** start **

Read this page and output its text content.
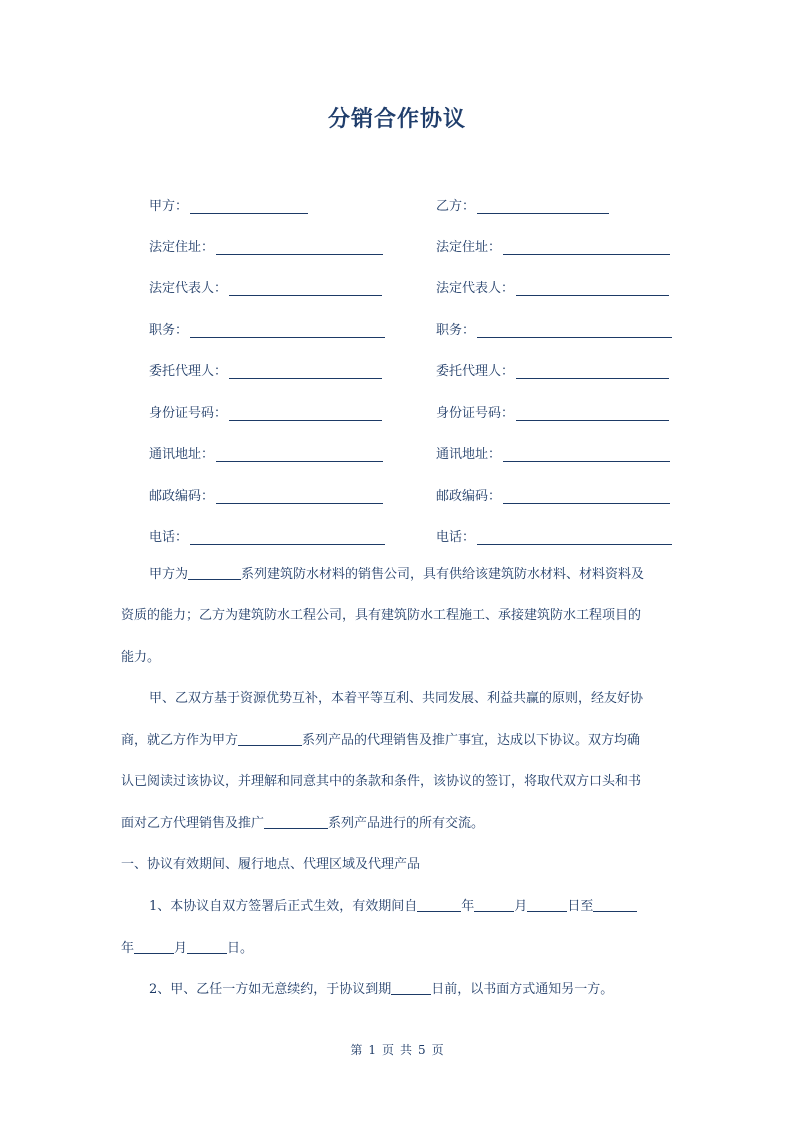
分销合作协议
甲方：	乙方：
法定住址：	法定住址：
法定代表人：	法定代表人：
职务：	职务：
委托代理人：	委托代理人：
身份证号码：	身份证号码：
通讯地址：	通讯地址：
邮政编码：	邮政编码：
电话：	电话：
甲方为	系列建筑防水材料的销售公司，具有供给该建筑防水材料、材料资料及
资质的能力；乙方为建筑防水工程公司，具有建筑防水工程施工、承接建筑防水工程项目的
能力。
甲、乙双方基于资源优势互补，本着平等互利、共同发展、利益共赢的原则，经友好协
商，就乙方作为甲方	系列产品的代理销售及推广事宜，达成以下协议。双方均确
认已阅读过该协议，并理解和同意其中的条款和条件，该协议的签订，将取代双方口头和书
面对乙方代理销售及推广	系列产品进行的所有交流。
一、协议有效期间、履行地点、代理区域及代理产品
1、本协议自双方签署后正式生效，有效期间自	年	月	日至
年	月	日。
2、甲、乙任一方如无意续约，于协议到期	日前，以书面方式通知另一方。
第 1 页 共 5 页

** end **

» **The exercise**:
Your task is to repeat the data above exactly while excluding the pictures.

» **Solution**:
Read this page and output its text content.
分销合作协议
甲方：	乙方：
法定住址：	法定住址：
法定代表人：	法定代表人：
职务：	职务：
委托代理人：	委托代理人：
身份证号码：	身份证号码：
通讯地址：	通讯地址：
邮政编码：	邮政编码：
电话：	电话：
甲方为	系列建筑防水材料的销售公司，具有供给该建筑防水材料、材料资料及
资质的能力；乙方为建筑防水工程公司，具有建筑防水工程施工、承接建筑防水工程项目的
能力。
甲、乙双方基于资源优势互补，本着平等互利、共同发展、利益共赢的原则，经友好协
商，就乙方作为甲方	系列产品的代理销售及推广事宜，达成以下协议。双方均确
认已阅读过该协议，并理解和同意其中的条款和条件，该协议的签订，将取代双方口头和书
面对乙方代理销售及推广	系列产品进行的所有交流。
一、协议有效期间、履行地点、代理区域及代理产品
1、本协议自双方签署后正式生效，有效期间自	年	月	日至
年	月	日。
2、甲、乙任一方如无意续约，于协议到期	日前，以书面方式通知另一方。
第 1 页 共 5 页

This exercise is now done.